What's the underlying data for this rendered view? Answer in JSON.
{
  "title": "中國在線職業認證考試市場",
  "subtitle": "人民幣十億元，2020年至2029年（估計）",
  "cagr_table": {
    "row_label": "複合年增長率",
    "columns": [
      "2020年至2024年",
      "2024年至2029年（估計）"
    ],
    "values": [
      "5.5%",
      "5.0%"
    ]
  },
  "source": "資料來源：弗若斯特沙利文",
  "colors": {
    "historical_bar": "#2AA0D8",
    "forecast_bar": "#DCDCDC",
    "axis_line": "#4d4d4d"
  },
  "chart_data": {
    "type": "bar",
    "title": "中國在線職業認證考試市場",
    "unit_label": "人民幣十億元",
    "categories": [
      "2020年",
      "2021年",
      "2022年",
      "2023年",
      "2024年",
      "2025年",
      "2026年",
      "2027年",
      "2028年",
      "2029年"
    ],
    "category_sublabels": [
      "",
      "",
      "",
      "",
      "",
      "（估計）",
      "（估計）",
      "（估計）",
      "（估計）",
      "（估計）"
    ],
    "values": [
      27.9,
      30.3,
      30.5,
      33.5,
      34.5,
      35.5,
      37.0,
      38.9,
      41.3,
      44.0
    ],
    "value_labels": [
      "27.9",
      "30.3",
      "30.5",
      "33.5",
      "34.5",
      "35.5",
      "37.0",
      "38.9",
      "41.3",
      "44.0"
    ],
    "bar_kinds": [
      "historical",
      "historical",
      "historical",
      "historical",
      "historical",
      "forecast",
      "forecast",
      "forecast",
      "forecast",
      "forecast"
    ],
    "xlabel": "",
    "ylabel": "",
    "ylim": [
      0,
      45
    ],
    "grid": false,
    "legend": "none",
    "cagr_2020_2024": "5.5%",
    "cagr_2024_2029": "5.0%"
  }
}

-------------------------

Problem details:
Nothing should be changed: write out all of the data as is.

Correct result:
What's the underlying data for this rendered view? Answer in JSON.
{
  "title": "中國在線職業認證考試市場",
  "subtitle": "人民幣十億元，2020年至2029年（估計）",
  "cagr_table": {
    "row_label": "複合年增長率",
    "columns": [
      "2020年至2024年",
      "2024年至2029年（估計）"
    ],
    "values": [
      "5.5%",
      "5.0%"
    ]
  },
  "source": "資料來源：弗若斯特沙利文",
  "colors": {
    "historical_bar": "#2AA0D8",
    "forecast_bar": "#DCDCDC",
    "axis_line": "#4d4d4d"
  },
  "chart_data": {
    "type": "bar",
    "title": "中國在線職業認證考試市場",
    "unit_label": "人民幣十億元",
    "categories": [
      "2020年",
      "2021年",
      "2022年",
      "2023年",
      "2024年",
      "2025年",
      "2026年",
      "2027年",
      "2028年",
      "2029年"
    ],
    "category_sublabels": [
      "",
      "",
      "",
      "",
      "",
      "（估計）",
      "（估計）",
      "（估計）",
      "（估計）",
      "（估計）"
    ],
    "values": [
      27.9,
      30.3,
      30.5,
      33.5,
      34.5,
      35.5,
      37.0,
      38.9,
      41.3,
      44.0
    ],
    "value_labels": [
      "27.9",
      "30.3",
      "30.5",
      "33.5",
      "34.5",
      "35.5",
      "37.0",
      "38.9",
      "41.3",
      "44.0"
    ],
    "bar_kinds": [
      "historical",
      "historical",
      "historical",
      "historical",
      "historical",
      "forecast",
      "forecast",
      "forecast",
      "forecast",
      "forecast"
    ],
    "xlabel": "",
    "ylabel": "",
    "ylim": [
      0,
      45
    ],
    "grid": false,
    "legend": "none",
    "cagr_2020_2024": "5.5%",
    "cagr_2024_2029": "5.0%"
  }
}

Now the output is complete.